What you are asked to do ▸ Copy the material that follows word for word and omit its pictures.

━━━━━━━━

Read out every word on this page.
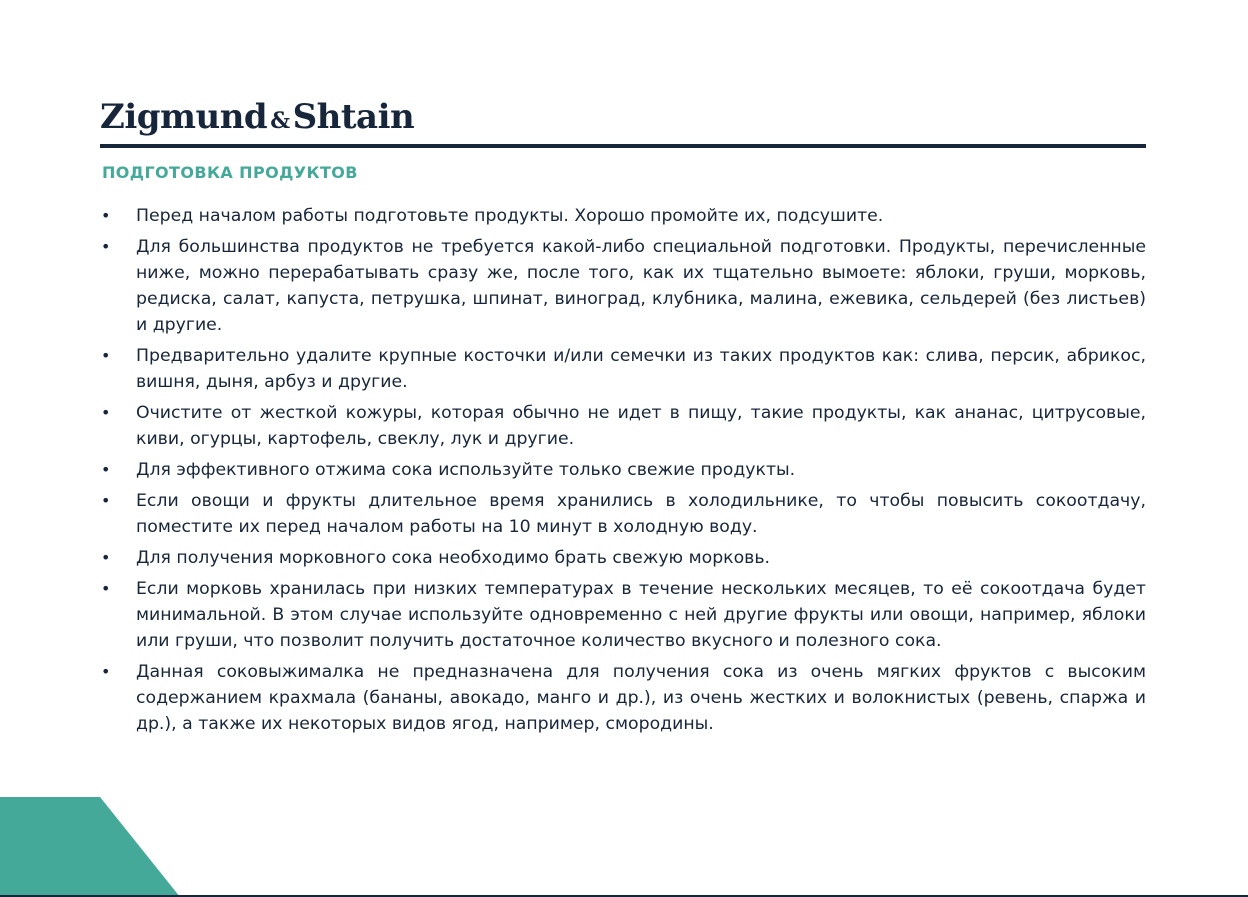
Zigmund &Shtain
ПОДГОТОВКА ПРОДУКТОВ
• Перед началом работы подготовьте продукты. Хорошо промойте их, подсушите.
• Для большинства продуктов не требуется какой-либо специальной подготовки. Продукты, перечисленные ниже, можно перерабатывать сразу же, после того, как их тщательно вымоете: яблоки, груши, морковь, редиска, салат, капуста, петрушка, шпинат, виноград, клубника, малина, ежевика, сельдерей (без листьев) и другие.
• Предварительно удалите крупные косточки и/или семечки из таких продуктов как: слива, персик, абрикос, вишня, дыня, арбуз и другие.
• Очистите от жесткой кожуры, которая обычно не идет в пищу, такие продукты, как ананас, цитрусовые, киви, огурцы, картофель, свеклу, лук и другие.
• Для эффективного отжима сока используйте только свежие продукты.
• Если овощи и фрукты длительное время хранились в холодильнике, то чтобы повысить сокоотдачу, поместите их перед началом работы на 10 минут в холодную воду.
• Для получения морковного сока необходимо брать свежую морковь.
• Если морковь хранилась при низких температурах в течение нескольких месяцев, то её сокоотдача будет минимальной. В этом случае используйте одновременно с ней другие фрукты или овощи, например, яблоки или груши, что позволит получить достаточное количество вкусного и полезного сока.
• Данная соковыжималка не предназначена для получения сока из очень мягких фруктов с высоким содержанием крахмала (бананы, авокадо, манго и др.), из очень жестких и волокнистых (ревень, спаржа и др.), а также их некоторых видов ягод, например, смородины.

━━━━━━━━

The response ▸
Read out every word on this page.
Zigmund &Shtain
ПОДГОТОВКА ПРОДУКТОВ
• Перед началом работы подготовьте продукты. Хорошо промойте их, подсушите.
• Для большинства продуктов не требуется какой-либо специальной подготовки. Продукты, перечисленные ниже, можно перерабатывать сразу же, после того, как их тщательно вымоете: яблоки, груши, морковь, редиска, салат, капуста, петрушка, шпинат, виноград, клубника, малина, ежевика, сельдерей (без листьев) и другие.
• Предварительно удалите крупные косточки и/или семечки из таких продуктов как: слива, персик, абрикос, вишня, дыня, арбуз и другие.
• Очистите от жесткой кожуры, которая обычно не идет в пищу, такие продукты, как ананас, цитрусовые, киви, огурцы, картофель, свеклу, лук и другие.
• Для эффективного отжима сока используйте только свежие продукты.
• Если овощи и фрукты длительное время хранились в холодильнике, то чтобы повысить сокоотдачу, поместите их перед началом работы на 10 минут в холодную воду.
• Для получения морковного сока необходимо брать свежую морковь.
• Если морковь хранилась при низких температурах в течение нескольких месяцев, то её сокоотдача будет минимальной. В этом случае используйте одновременно с ней другие фрукты или овощи, например, яблоки или груши, что позволит получить достаточное количество вкусного и полезного сока.
• Данная соковыжималка не предназначена для получения сока из очень мягких фруктов с высоким содержанием крахмала (бананы, авокадо, манго и др.), из очень жестких и волокнистых (ревень, спаржа и др.), а также их некоторых видов ягод, например, смородины.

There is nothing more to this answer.